- _Required actions_:
1. Quote the stretch of the pre-emptive war passage from "[1] This argument" through "of knowing truth.", word for word.
2. Pick up the passage on pre-emptive war after its last sentence and keep writing it.

- _Text provided_:

⟨

As has been shown, pre-emptive war, even in an age of terrorism, is not always wrong because the enemy's attack is imminent and known, the right to life of the enemy has been forfeited by their intention to steal that right from others, and pre-emptive war can minimize the total destruction of a war situation. The justification of pre-emptive war is difficult in that it often stretches the boundaries of traditional just war theory, and just cause is satisfied for many and various reasons. It has been shown here that pre-emptive war is not always wrong because the war has already begun when a nation knows of an imminent enemy attack. Pre-emptive war is also not wrong both because the right to human life must be protected and because the attacking nation has forfeited its right to life categorically, a forfeit that is so clearly seen in the case of terrorism. Finally, the potential of minimizing the total destruction of war by an anticipatory action further shows that even in an age of terrorism, pre-emptive war is not always wrong.


[1] This argument uses emotion as a way of knowing. People "feel" that self-defense is more innocent than aggression, which is an emotion that often carries negative connotations.

[2] These arguments rely on revelation as a way of knowing truth.

⟩

- _Given information_:
⟨

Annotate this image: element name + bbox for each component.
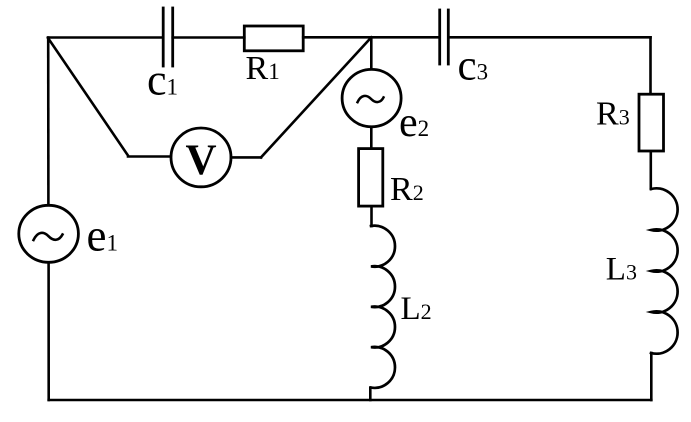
wire e1 to bottom-left corner [47,263,50,400]
wire diagonal from top-left corner to voltmeter [48,38,171,157]
source e2 [342,69,401,126]
wire voltmeter to diagonal [231,156,261,159]
tilde of e1 [34,233,63,240]
resistor R1 [244,26,303,51]
wire C3 to top-right corner [448,36,650,39]
capacitor C1 [163,8,173,66]
resistor R3 [639,94,664,151]
wire R1 to node and on to capacitor C3 [303,36,440,39]
inductor L3 [651,188,678,353]
wire L3 to bottom-right corner [650,353,653,400]
svg-text:V: V [185,137,216,184]
resistor R2 [359,149,383,207]
wire e2 to resistor R2 [370,127,373,147]
wire diagonal from voltmeter up to node [261,37,371,157]
voltmeter U1 [171,128,231,187]
inductor L2 [371,226,395,388]
wire top-left corner to capacitor C1 [48,36,163,39]
wire bottom (right corner to left corner) [49,399,652,402]
wire top-left corner down to source e1 [47,38,50,204]
wire L2 to bottom wire [369,388,372,400]
wire R2 to inductor L2 [370,208,373,227]
source e1 [19,205,79,262]
capacitor C3 [440,10,449,64]
tilde of e2 [358,96,384,102]
wire R3 to inductor L3 [649,152,652,189]
wire C1 to resistor R1 [173,36,245,39]
node at top of e2 branch [370,37,373,69]
wire top-right corner down to R3 [649,37,652,93]
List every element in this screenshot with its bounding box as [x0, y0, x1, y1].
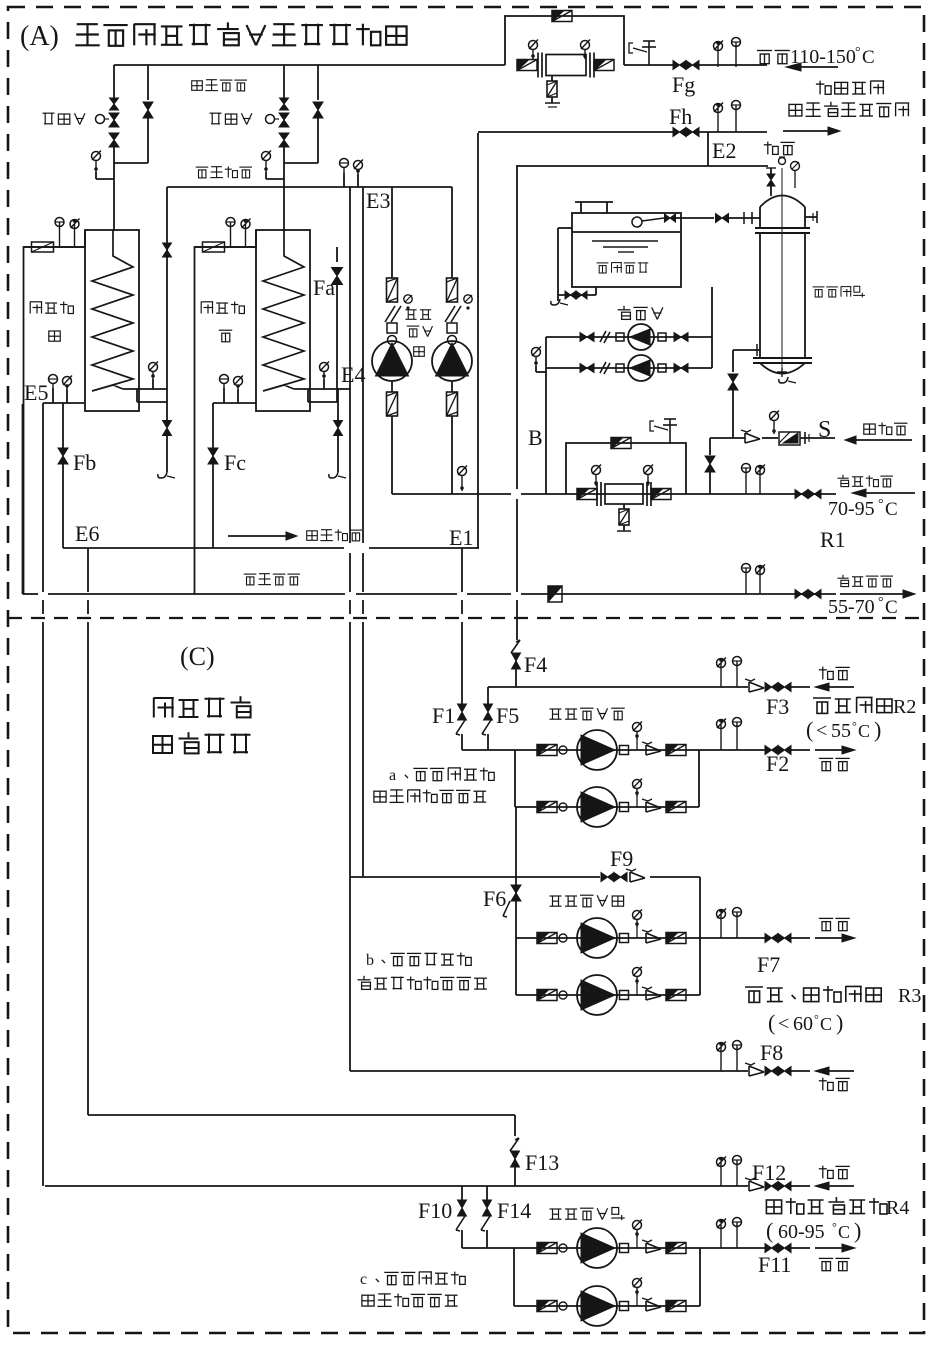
label 一次高温热水网	[789, 102, 909, 117]
gauge pair E5	[49, 375, 73, 404]
svg-text:E3: E3	[366, 188, 390, 213]
title (A)	[20, 21, 407, 52]
makeup pump row pipe	[546, 336, 712, 338]
label 回水 R4	[819, 1166, 850, 1179]
bypass loop top	[505, 16, 624, 65]
section divider A/C dashed line	[8, 617, 925, 619]
label 回水 R2	[819, 667, 850, 680]
meter gate valve L	[517, 60, 537, 71]
flow arrow on supply	[786, 63, 838, 71]
arrow R4 supply	[815, 1244, 855, 1252]
R2 return valve	[765, 683, 791, 692]
svg-text:°: °	[832, 1220, 837, 1234]
label E4	[341, 362, 365, 387]
pipe sec-return right corner	[451, 187, 453, 278]
valve F10	[456, 1186, 467, 1248]
label 水软化罐	[813, 286, 865, 297]
gauge pair at Fh	[714, 101, 741, 133]
meter2 gate L	[577, 489, 597, 500]
svg-text:<: <	[816, 720, 827, 742]
R4 pump row 2	[514, 1286, 700, 1326]
gauge on meter L	[529, 40, 539, 60]
HX top line	[195, 246, 257, 248]
label 循环水泵四	[550, 1208, 625, 1221]
label Fg	[672, 72, 695, 97]
wire drop to HX	[283, 163, 285, 231]
svg-text:(C): (C)	[180, 642, 215, 671]
svg-text:B: B	[528, 425, 543, 450]
softener body	[760, 233, 805, 358]
makeup pump row pipe	[546, 367, 712, 369]
valve Fa	[332, 247, 343, 402]
arrow supply out	[840, 590, 915, 598]
tap check valve	[741, 430, 760, 443]
wire Fh downcomer x478	[477, 133, 479, 494]
pump column filter	[447, 278, 458, 302]
valve F5	[482, 687, 493, 735]
wire E1 riser	[477, 494, 479, 548]
pump outlet filter	[387, 381, 398, 494]
label 55-70C	[828, 595, 898, 618]
softener dome	[760, 196, 805, 208]
makeup row valve2	[674, 333, 688, 342]
HX meter on top line	[32, 242, 54, 252]
label 循环水泵二	[550, 708, 625, 720]
valve F1	[456, 704, 467, 735]
pipe main return y494 mid	[566, 493, 836, 495]
svg-text:F1: F1	[432, 703, 455, 728]
HX drain line	[329, 389, 346, 478]
wire makeup tee riser	[705, 438, 715, 494]
svg-text:): )	[874, 717, 881, 742]
gauge on meter R	[581, 40, 591, 60]
R3 pump row 1	[516, 918, 810, 958]
bypass2 gate valve	[611, 438, 631, 449]
label Fa	[313, 275, 335, 300]
wire sec return stems	[344, 173, 358, 187]
pipe heating supply y594	[23, 593, 837, 595]
label a line1	[389, 767, 494, 784]
wire R3 return left riser	[349, 877, 351, 1071]
tank outlet valve	[716, 212, 753, 224]
softener bottom dome	[760, 363, 805, 374]
label F13	[525, 1150, 559, 1175]
tank bottom outlet	[711, 287, 713, 290]
svg-text:110-150: 110-150	[790, 46, 856, 68]
R2 supply valve	[765, 746, 791, 755]
svg-text:a: a	[389, 767, 396, 784]
label a line2	[374, 790, 486, 803]
gauge pair at Fg	[714, 38, 741, 68]
valve Fc	[208, 403, 218, 548]
label b line1	[366, 952, 471, 969]
label E6	[75, 521, 99, 546]
tap reducer	[779, 432, 800, 445]
R3 supply valve	[765, 934, 791, 943]
meter2 gate R	[651, 489, 671, 500]
pump column gauge	[464, 295, 472, 310]
label 地暖、空调负荷R3	[745, 985, 921, 1007]
svg-text:F14: F14	[497, 1198, 531, 1223]
label 新增设施	[153, 732, 251, 753]
wire gauge tee	[96, 172, 114, 179]
bypass gate valve	[552, 11, 572, 22]
HX gauge right	[149, 362, 159, 390]
pump column filter	[387, 278, 398, 302]
label 地暖负荷R2	[813, 696, 916, 718]
label F5	[496, 703, 519, 728]
HX coil zigzag	[263, 230, 304, 391]
wire F4 to header	[515, 661, 517, 687]
makeup gauge	[532, 347, 547, 373]
title (C)	[180, 642, 215, 671]
wire HX1 mid drop	[163, 187, 172, 389]
label <55C	[806, 717, 881, 742]
svg-text:(A): (A)	[20, 21, 59, 52]
wire elec-valve col drop	[113, 65, 115, 100]
pipe R3 return y1071	[350, 1070, 810, 1072]
valve heating supply	[795, 590, 821, 599]
label 回水	[764, 142, 795, 155]
valve Fg	[673, 61, 699, 70]
svg-text:Fb: Fb	[73, 450, 96, 475]
safety valve top	[629, 41, 656, 65]
softener bottom outlet	[728, 344, 760, 438]
label c line1	[360, 1271, 465, 1288]
label F7	[757, 952, 780, 977]
svg-text:F10: F10	[418, 1198, 452, 1223]
supply meter	[548, 586, 562, 602]
svg-text:c: c	[360, 1271, 367, 1288]
arrow tap in	[845, 436, 912, 444]
makeup pump	[628, 355, 654, 381]
svg-text:°: °	[878, 497, 884, 512]
gauge pair main return	[742, 464, 766, 495]
label 采暖供水	[837, 575, 893, 587]
svg-text:60-95: 60-95	[778, 1221, 825, 1243]
wire E3 drop x363	[362, 187, 364, 877]
arrow R2 return	[815, 683, 854, 691]
svg-text:E1: E1	[449, 525, 473, 550]
svg-text:F6: F6	[483, 886, 506, 911]
wire E4 drop x350	[349, 187, 351, 877]
svg-text:S: S	[818, 417, 831, 443]
label 回水 R3	[819, 1078, 850, 1091]
heat exchanger label box	[24, 230, 86, 594]
pipe R3 feed header y877	[350, 876, 700, 878]
svg-text:F9: F9	[610, 846, 633, 871]
R2 pump row 1	[462, 730, 810, 770]
pipe E5 header	[43, 402, 85, 404]
label F12	[752, 1160, 786, 1185]
makeup suction header	[545, 337, 547, 494]
R4 return valve	[765, 1182, 791, 1191]
arrow R3 return	[815, 1067, 854, 1075]
heat meter cylinder	[538, 53, 594, 78]
gauge pair R4 supply	[717, 1218, 742, 1249]
R3 return valve	[765, 1067, 791, 1076]
meter2 cylinder	[597, 482, 651, 506]
svg-text:(: (	[768, 1010, 775, 1035]
circulation pump	[372, 341, 412, 381]
valve F9	[601, 869, 645, 882]
svg-text:°: °	[852, 719, 857, 733]
pump column gauge	[404, 295, 412, 310]
label E1	[449, 525, 473, 550]
label 70-95C	[828, 497, 898, 520]
label 软化水箱	[597, 262, 649, 273]
tank surface marks	[592, 241, 658, 252]
wire F6 branch	[515, 807, 517, 938]
gauge row1 R4	[633, 1220, 643, 1238]
gauge pair R2 supply	[717, 718, 742, 751]
pipe E6 to F13 y1115	[88, 1114, 515, 1116]
svg-text:55: 55	[831, 720, 851, 742]
meter2 gauge R	[644, 465, 654, 487]
valve on col2	[313, 65, 323, 163]
meter2 gauge L	[592, 465, 602, 487]
pump column flex	[385, 306, 401, 322]
R4 return check	[745, 1178, 764, 1191]
svg-text:R2: R2	[893, 696, 916, 718]
svg-text:F5: F5	[496, 703, 519, 728]
svg-text:E6: E6	[75, 521, 99, 546]
makeup row flex	[600, 331, 610, 343]
label F9	[610, 846, 633, 871]
valve F13	[510, 1115, 520, 1186]
svg-text:): )	[854, 1218, 861, 1243]
valve F6	[503, 885, 521, 917]
makeup row flex	[600, 362, 610, 374]
label Fc	[224, 450, 246, 475]
label c line2	[362, 1294, 458, 1307]
svg-text:°: °	[855, 45, 861, 60]
relief valve 2	[650, 419, 677, 443]
HX label text	[30, 302, 73, 342]
softener drain	[777, 368, 796, 383]
label 二次供水	[244, 574, 300, 585]
svg-text:C: C	[885, 597, 898, 618]
gauge row2 R3	[633, 967, 643, 985]
HX coil zigzag	[92, 230, 133, 391]
label F6	[483, 886, 506, 911]
svg-text:Fh: Fh	[669, 104, 692, 129]
gauge pair R3 return	[717, 1041, 742, 1072]
softener nozzle L	[752, 212, 760, 224]
arrow R4 return	[815, 1182, 854, 1190]
heat exchanger label box	[195, 230, 257, 594]
label 循环水泵一	[405, 310, 432, 357]
makeup row valve2	[674, 364, 688, 373]
svg-text:°: °	[878, 595, 884, 610]
svg-text:E5: E5	[24, 380, 48, 405]
wire pair merge	[284, 162, 318, 164]
arrow R3 supply	[815, 934, 855, 942]
R3 return check	[745, 1063, 764, 1076]
HX gauge pair	[55, 218, 80, 248]
makeup row coupling2	[658, 333, 666, 341]
R2 row2 risers	[515, 750, 699, 807]
label 自来水	[864, 423, 908, 435]
label 来自热源	[816, 81, 884, 95]
label 一次供水	[192, 80, 247, 91]
wire HX2 coil stub	[338, 388, 350, 390]
HX stub y402	[137, 389, 167, 402]
pump column flex	[445, 306, 461, 322]
HX stub y402	[308, 389, 338, 402]
circulation pump	[432, 341, 472, 381]
wire HX1 left drop	[22, 404, 24, 594]
label 空调及散热器R4	[766, 1197, 909, 1219]
softener neck	[760, 207, 805, 228]
label F3	[766, 694, 789, 719]
svg-text:(: (	[766, 1218, 773, 1243]
svg-text:F3: F3	[766, 694, 789, 719]
svg-text:C: C	[885, 499, 898, 520]
makeup row valve	[580, 333, 594, 342]
R2 return check	[745, 679, 764, 692]
label 二次回水	[196, 166, 252, 178]
pump column circle	[448, 336, 457, 345]
softener nozzle R	[805, 211, 817, 223]
makeup row coupling	[616, 333, 624, 341]
arrow R2 supply	[815, 746, 855, 754]
tank water line	[572, 231, 681, 233]
label B	[528, 425, 543, 450]
valve on col2	[143, 65, 153, 163]
gauge row1 R3	[633, 910, 643, 928]
meter2 drain	[617, 504, 631, 531]
tank box	[572, 213, 681, 287]
gauge pair heating supply	[742, 564, 766, 595]
label Fh	[669, 104, 692, 129]
svg-text:R4: R4	[886, 1197, 909, 1219]
HX label text	[201, 302, 244, 342]
pump column coupling	[387, 323, 397, 333]
pipe Fc header	[213, 402, 256, 404]
svg-text:<: <	[778, 1013, 789, 1035]
pipe E2 elbow down	[517, 132, 768, 166]
pipe E6/primary-return header y548	[63, 547, 479, 549]
svg-text:): )	[836, 1010, 843, 1035]
arrow return in	[852, 489, 915, 497]
label S	[818, 417, 831, 443]
motor valve stack	[96, 98, 120, 147]
label b line2	[358, 976, 487, 990]
HX bottom line y389	[123, 388, 167, 390]
label E3	[366, 188, 390, 213]
pipe return y133	[478, 131, 767, 133]
svg-text:E4: E4	[341, 362, 365, 387]
label F2	[766, 751, 789, 776]
softener bottom flange	[753, 358, 812, 363]
valve Fb	[58, 403, 68, 548]
label 供水110-150°C	[757, 45, 875, 68]
label 60-95C	[766, 1218, 861, 1243]
tank hatch	[575, 202, 613, 213]
label 供水 R3	[819, 918, 850, 930]
tank drain	[551, 228, 596, 305]
tap gauge	[770, 411, 780, 435]
gauge pair Fc	[220, 375, 244, 404]
tap flange	[805, 432, 809, 444]
svg-text:Fa: Fa	[313, 275, 335, 300]
svg-text:C: C	[862, 47, 875, 68]
HX top line	[24, 246, 86, 248]
gauge pair R2 return	[717, 657, 742, 688]
svg-text:C: C	[858, 721, 870, 741]
pipe primary supply y65	[114, 64, 767, 66]
R3 pump row 2	[516, 975, 700, 1015]
label 循环水泵三	[550, 895, 624, 907]
HX drain line	[158, 389, 175, 478]
pipe pump discharge header y494	[392, 493, 566, 495]
pipe R4 return header y1186	[45, 1185, 810, 1187]
svg-text:F13: F13	[525, 1150, 559, 1175]
R2 pump row 2	[515, 787, 699, 827]
label E5	[24, 380, 48, 405]
softener center line	[781, 168, 783, 376]
tank float valve	[632, 214, 676, 227]
gauge at merge	[262, 151, 272, 173]
tank outlet pipe	[675, 217, 714, 219]
label Fb	[73, 450, 96, 475]
svg-text:Fg: Fg	[672, 72, 695, 97]
svg-text:E2: E2	[712, 138, 736, 163]
meter2 bypass	[566, 443, 686, 494]
svg-text:R3: R3	[898, 985, 921, 1007]
gauge pair R4 return	[717, 1156, 742, 1187]
R3 risers	[516, 877, 700, 995]
svg-text:F12: F12	[752, 1160, 786, 1185]
wire E6 drop x88	[87, 548, 89, 1115]
svg-text:(: (	[806, 717, 813, 742]
meter gate valve R	[594, 60, 614, 71]
label F4	[524, 652, 547, 677]
pipe R2 return header y687	[488, 686, 810, 688]
label F10	[418, 1198, 452, 1223]
HX meter on top line	[203, 242, 225, 252]
svg-text:F2: F2	[766, 751, 789, 776]
svg-text:60: 60	[793, 1013, 813, 1035]
softener top flange	[755, 228, 810, 233]
gauge at merge	[92, 151, 102, 173]
label 采暖回水	[837, 475, 893, 487]
label 补水泵	[618, 306, 663, 320]
svg-text:F11: F11	[758, 1252, 791, 1277]
wire below valves	[283, 147, 285, 163]
svg-text:F4: F4	[524, 652, 547, 677]
wire drop to HX	[113, 163, 115, 231]
valve F14	[481, 1186, 492, 1248]
makeup discharge riser	[711, 290, 713, 368]
R4 supply valve	[765, 1244, 791, 1253]
valve Fh	[673, 128, 699, 137]
gauge row2	[633, 779, 643, 797]
label 电动阀 2	[210, 113, 252, 125]
HX bottom line y389	[294, 388, 338, 390]
valve F4	[511, 640, 521, 669]
label E2	[712, 138, 736, 163]
gauge row1	[633, 722, 643, 740]
pipe secondary return y187	[167, 186, 452, 188]
wire pair merge	[114, 162, 148, 164]
HX gauge pair	[226, 218, 251, 248]
label 电动阀 1	[43, 113, 86, 125]
R4 pump row 1	[462, 1228, 810, 1268]
valve main return	[795, 490, 821, 499]
svg-text:C: C	[820, 1014, 832, 1034]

⟩

- _Per-task answers_:
1.
[1] This argument uses emotion as a way of knowing. People "feel" that self-defense is more innocent than aggression, which is an emotion that often carries negative connotations.

[2] These arguments rely on revelation as a way of knowing truth.

2.
[3] One can see how Kant knows that there is value to human life apart from anything shown to him through revelation. He instead uses reason, largely through definition of terms, rhetoric, and deduction, and sometimes even an appeal to "common sense," to come to this understanding (and the entire understanding of retributive justice, for that matter).

[4] This uses aesthetics as a way of knowing. In his Poetics, Aristotle explains that "the arts" communicate universal concepts through particular means (Aristotle). In this case, the universal concepts of fear, grief, and even revenge were conveyed through the actual sight of the 9/11 attacks and the news coverage and pieces of are that were created in response.

[5] This information about the destructive abilities of nuclear weapons is known through science. Obviously, these weapons are a result of scientific work, but their effects have also been hypothesized and tested throughout history (sometimes at great costs), so the scientific method has been at work not only in their creation, but also in their testing.

[6] In this example, it was not "known" that Cuba was planning to launch these missiles on the U.S., so the criteria of a certain imminent attack was not met. So, if this "preventive" move from the U.S. was justified, then the condition that the total amount of destruction can be minimized by a pre-emptive/preventive strike is strong enough by itself in some situations to justify the pre-emptive/preventive actions.

[7] But, if enough people seem to agree that one of these historical examples shows justification for pre-emptive action, consensus gentium could be claimed as a way of knowing that this is true (Hillmer).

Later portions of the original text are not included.